# Exercise aim
Write out the listing below exactly, and omit any images you find in it.

# Rows
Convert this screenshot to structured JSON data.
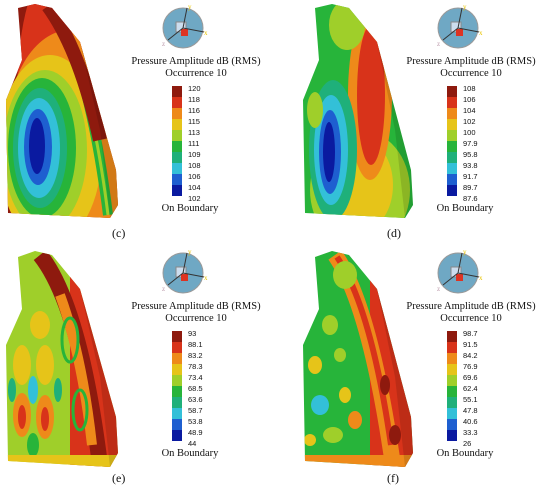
{
  "colors": [
    "#0a1aa0",
    "#1e5fd0",
    "#33c0d8",
    "#1fb07a",
    "#27b43a",
    "#9fcf2a",
    "#e6c419",
    "#ee8a1a",
    "#d8331a",
    "#8e1a0e"
  ],
  "panels": [
    {
      "caption": "(c)",
      "title": "Pressure Amplitude dB (RMS)",
      "subtitle": "Occurrence 10",
      "ticks": [
        "120",
        "118",
        "116",
        "115",
        "113",
        "111",
        "109",
        "108",
        "106",
        "104",
        "102"
      ],
      "boundary_label": "On Boundary"
    },
    {
      "caption": "(d)",
      "title": "Pressure Amplitude dB (RMS)",
      "subtitle": "Occurrence 10",
      "ticks": [
        "108",
        "106",
        "104",
        "102",
        "100",
        "97.9",
        "95.8",
        "93.8",
        "91.7",
        "89.7",
        "87.6"
      ],
      "boundary_label": "On Boundary"
    },
    {
      "caption": "(e)",
      "title": "Pressure Amplitude dB (RMS)",
      "subtitle": "Occurrence 10",
      "ticks": [
        "93",
        "88.1",
        "83.2",
        "78.3",
        "73.4",
        "68.5",
        "63.6",
        "58.7",
        "53.8",
        "48.9",
        "44"
      ],
      "boundary_label": "On Boundary"
    },
    {
      "caption": "(f)",
      "title": "Pressure Amplitude dB (RMS)",
      "subtitle": "Occurrence 10",
      "ticks": [
        "98.7",
        "91.5",
        "84.2",
        "76.9",
        "69.6",
        "62.4",
        "55.1",
        "47.8",
        "40.6",
        "33.3",
        "26"
      ],
      "boundary_label": "On Boundary"
    }
  ]
}
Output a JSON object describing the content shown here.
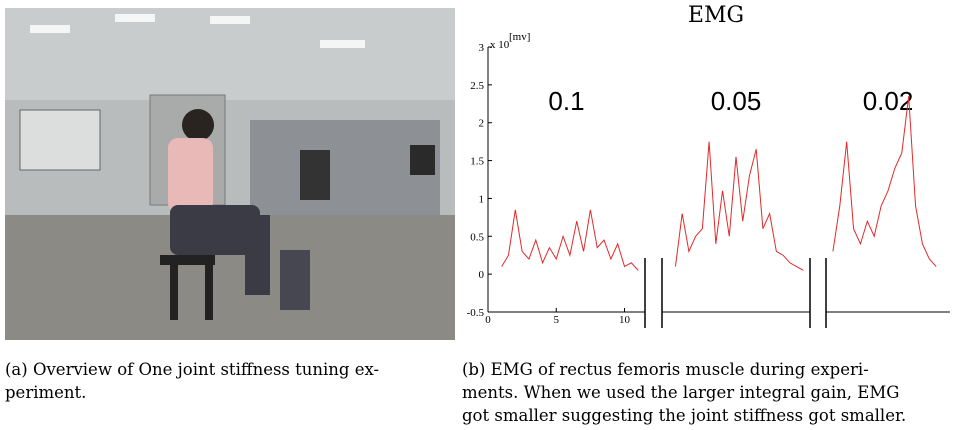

# Output of the exercise
Convert this screenshot to structured JSON data.
{
  "colors": [
    "#0a1aa0",
    "#1e5fd0",
    "#33c0d8",
    "#1fb07a",
    "#27b43a",
    "#9fcf2a",
    "#e6c419",
    "#ee8a1a",
    "#d8331a",
    "#8e1a0e"
  ],
  "panels": [
    {
      "caption": "(c)",
      "title": "Pressure Amplitude dB (RMS)",
      "subtitle": "Occurrence 10",
      "ticks": [
        "120",
        "118",
        "116",
        "115",
        "113",
        "111",
        "109",
        "108",
        "106",
        "104",
        "102"
      ],
      "boundary_label": "On Boundary"
    },
    {
      "caption": "(d)",
      "title": "Pressure Amplitude dB (RMS)",
      "subtitle": "Occurrence 10",
      "ticks": [
        "108",
        "106",
        "104",
        "102",
        "100",
        "97.9",
        "95.8",
        "93.8",
        "91.7",
        "89.7",
        "87.6"
      ],
      "boundary_label": "On Boundary"
    },
    {
      "caption": "(e)",
      "title": "Pressure Amplitude dB (RMS)",
      "subtitle": "Occurrence 10",
      "ticks": [
        "93",
        "88.1",
        "83.2",
        "78.3",
        "73.4",
        "68.5",
        "63.6",
        "58.7",
        "53.8",
        "48.9",
        "44"
      ],
      "boundary_label": "On Boundary"
    },
    {
      "caption": "(f)",
      "title": "Pressure Amplitude dB (RMS)",
      "subtitle": "Occurrence 10",
      "ticks": [
        "98.7",
        "91.5",
        "84.2",
        "76.9",
        "69.6",
        "62.4",
        "55.1",
        "47.8",
        "40.6",
        "33.3",
        "26"
      ],
      "boundary_label": "On Boundary"
    }
  ]
}
Output a JSON object describing the content shown here.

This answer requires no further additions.